#### EXERCISE MATERIALS
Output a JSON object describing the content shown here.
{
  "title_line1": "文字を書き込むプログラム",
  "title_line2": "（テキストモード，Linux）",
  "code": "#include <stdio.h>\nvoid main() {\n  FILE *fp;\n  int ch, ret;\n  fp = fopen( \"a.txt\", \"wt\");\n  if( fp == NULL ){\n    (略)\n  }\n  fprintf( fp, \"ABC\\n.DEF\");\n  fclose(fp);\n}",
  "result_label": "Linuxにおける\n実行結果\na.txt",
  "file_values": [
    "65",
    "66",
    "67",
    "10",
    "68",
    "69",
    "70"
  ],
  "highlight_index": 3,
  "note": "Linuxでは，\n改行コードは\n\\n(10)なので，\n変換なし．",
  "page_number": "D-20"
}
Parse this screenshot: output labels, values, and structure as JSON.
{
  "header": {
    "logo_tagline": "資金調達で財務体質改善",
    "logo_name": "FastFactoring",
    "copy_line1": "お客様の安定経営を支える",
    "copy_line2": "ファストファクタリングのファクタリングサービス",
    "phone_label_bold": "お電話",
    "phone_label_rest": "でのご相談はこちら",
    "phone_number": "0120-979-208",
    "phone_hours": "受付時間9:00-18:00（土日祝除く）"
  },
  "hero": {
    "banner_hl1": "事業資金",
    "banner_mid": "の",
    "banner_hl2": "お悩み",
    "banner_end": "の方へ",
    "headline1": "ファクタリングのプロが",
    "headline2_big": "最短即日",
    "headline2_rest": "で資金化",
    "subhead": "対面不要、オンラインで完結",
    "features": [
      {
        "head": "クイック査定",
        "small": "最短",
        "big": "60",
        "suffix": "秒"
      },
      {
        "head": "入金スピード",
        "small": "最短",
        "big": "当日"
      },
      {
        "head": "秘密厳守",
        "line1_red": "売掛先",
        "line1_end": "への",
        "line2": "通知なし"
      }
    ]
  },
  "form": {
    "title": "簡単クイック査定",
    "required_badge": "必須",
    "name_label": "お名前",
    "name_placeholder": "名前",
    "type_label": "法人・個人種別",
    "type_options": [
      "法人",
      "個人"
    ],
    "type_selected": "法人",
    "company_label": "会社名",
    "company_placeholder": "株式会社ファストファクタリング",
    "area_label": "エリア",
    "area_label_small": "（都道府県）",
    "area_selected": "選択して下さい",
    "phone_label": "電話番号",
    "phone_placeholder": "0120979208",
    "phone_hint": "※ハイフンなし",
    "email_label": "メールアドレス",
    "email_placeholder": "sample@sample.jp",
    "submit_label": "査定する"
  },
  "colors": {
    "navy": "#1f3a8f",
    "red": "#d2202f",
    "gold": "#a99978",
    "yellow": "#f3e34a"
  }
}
########
> _WRITTEN INSTRUCTION_: Copy every line of the material, please, keeping it exactly the same.

> _FINISHED EXERCISE_:
Output a JSON object describing the content shown here.
{
  "title_line1": "文字を書き込むプログラム",
  "title_line2": "（テキストモード，Linux）",
  "code": "#include <stdio.h>\nvoid main() {\n  FILE *fp;\n  int ch, ret;\n  fp = fopen( \"a.txt\", \"wt\");\n  if( fp == NULL ){\n    (略)\n  }\n  fprintf( fp, \"ABC\\n.DEF\");\n  fclose(fp);\n}",
  "result_label": "Linuxにおける\n実行結果\na.txt",
  "file_values": [
    "65",
    "66",
    "67",
    "10",
    "68",
    "69",
    "70"
  ],
  "highlight_index": 3,
  "note": "Linuxでは，\n改行コードは\n\\n(10)なので，\n変換なし．",
  "page_number": "D-20"
}
Parse this screenshot: output labels, values, and structure as JSON.
{
  "header": {
    "logo_tagline": "資金調達で財務体質改善",
    "logo_name": "FastFactoring",
    "copy_line1": "お客様の安定経営を支える",
    "copy_line2": "ファストファクタリングのファクタリングサービス",
    "phone_label_bold": "お電話",
    "phone_label_rest": "でのご相談はこちら",
    "phone_number": "0120-979-208",
    "phone_hours": "受付時間9:00-18:00（土日祝除く）"
  },
  "hero": {
    "banner_hl1": "事業資金",
    "banner_mid": "の",
    "banner_hl2": "お悩み",
    "banner_end": "の方へ",
    "headline1": "ファクタリングのプロが",
    "headline2_big": "最短即日",
    "headline2_rest": "で資金化",
    "subhead": "対面不要、オンラインで完結",
    "features": [
      {
        "head": "クイック査定",
        "small": "最短",
        "big": "60",
        "suffix": "秒"
      },
      {
        "head": "入金スピード",
        "small": "最短",
        "big": "当日"
      },
      {
        "head": "秘密厳守",
        "line1_red": "売掛先",
        "line1_end": "への",
        "line2": "通知なし"
      }
    ]
  },
  "form": {
    "title": "簡単クイック査定",
    "required_badge": "必須",
    "name_label": "お名前",
    "name_placeholder": "名前",
    "type_label": "法人・個人種別",
    "type_options": [
      "法人",
      "個人"
    ],
    "type_selected": "法人",
    "company_label": "会社名",
    "company_placeholder": "株式会社ファストファクタリング",
    "area_label": "エリア",
    "area_label_small": "（都道府県）",
    "area_selected": "選択して下さい",
    "phone_label": "電話番号",
    "phone_placeholder": "0120979208",
    "phone_hint": "※ハイフンなし",
    "email_label": "メールアドレス",
    "email_placeholder": "sample@sample.jp",
    "submit_label": "査定する"
  },
  "colors": {
    "navy": "#1f3a8f",
    "red": "#d2202f",
    "gold": "#a99978",
    "yellow": "#f3e34a"
  }
}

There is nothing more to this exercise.